■ Instruction ■
Copy every line of the material below word for word.

(Data extracted from a collection)
-*-*-

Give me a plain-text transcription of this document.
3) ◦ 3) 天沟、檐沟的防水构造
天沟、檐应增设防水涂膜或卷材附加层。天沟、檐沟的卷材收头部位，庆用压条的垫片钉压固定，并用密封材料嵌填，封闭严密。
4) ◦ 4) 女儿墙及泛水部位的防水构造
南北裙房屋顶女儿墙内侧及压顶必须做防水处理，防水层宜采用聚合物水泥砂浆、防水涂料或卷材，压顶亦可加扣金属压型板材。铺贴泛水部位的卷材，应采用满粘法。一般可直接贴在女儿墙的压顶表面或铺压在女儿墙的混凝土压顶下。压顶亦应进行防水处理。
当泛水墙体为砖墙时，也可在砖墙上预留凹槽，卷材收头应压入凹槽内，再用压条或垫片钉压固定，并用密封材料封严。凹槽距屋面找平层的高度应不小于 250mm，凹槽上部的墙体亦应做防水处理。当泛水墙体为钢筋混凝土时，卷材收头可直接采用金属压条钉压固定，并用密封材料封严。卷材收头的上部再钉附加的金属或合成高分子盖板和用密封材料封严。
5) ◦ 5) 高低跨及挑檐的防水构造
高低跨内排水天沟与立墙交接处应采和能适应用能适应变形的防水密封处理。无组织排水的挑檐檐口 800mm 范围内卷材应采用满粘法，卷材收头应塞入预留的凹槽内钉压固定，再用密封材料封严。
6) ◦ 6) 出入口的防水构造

-*-*-

■ Solution to this exercise ■
Give me a plain-text transcription of this document.
3) ◦ 3) 天沟、檐沟的防水构造
天沟、檐应增设防水涂膜或卷材附加层。天沟、檐沟的卷材收头部位，庆用压条的垫片钉压固定，并用密封材料嵌填，封闭严密。
4) ◦ 4) 女儿墙及泛水部位的防水构造
南北裙房屋顶女儿墙内侧及压顶必须做防水处理，防水层宜采用聚合物水泥砂浆、防水涂料或卷材，压顶亦可加扣金属压型板材。铺贴泛水部位的卷材，应采用满粘法。一般可直接贴在女儿墙的压顶表面或铺压在女儿墙的混凝土压顶下。压顶亦应进行防水处理。
当泛水墙体为砖墙时，也可在砖墙上预留凹槽，卷材收头应压入凹槽内，再用压条或垫片钉压固定，并用密封材料封严。凹槽距屋面找平层的高度应不小于 250mm，凹槽上部的墙体亦应做防水处理。当泛水墙体为钢筋混凝土时，卷材收头可直接采用金属压条钉压固定，并用密封材料封严。卷材收头的上部再钉附加的金属或合成高分子盖板和用密封材料封严。
5) ◦ 5) 高低跨及挑檐的防水构造
高低跨内排水天沟与立墙交接处应采和能适应用能适应变形的防水密封处理。无组织排水的挑檐檐口 800mm 范围内卷材应采用满粘法，卷材收头应塞入预留的凹槽内钉压固定，再用密封材料封严。
6) ◦ 6) 出入口的防水构造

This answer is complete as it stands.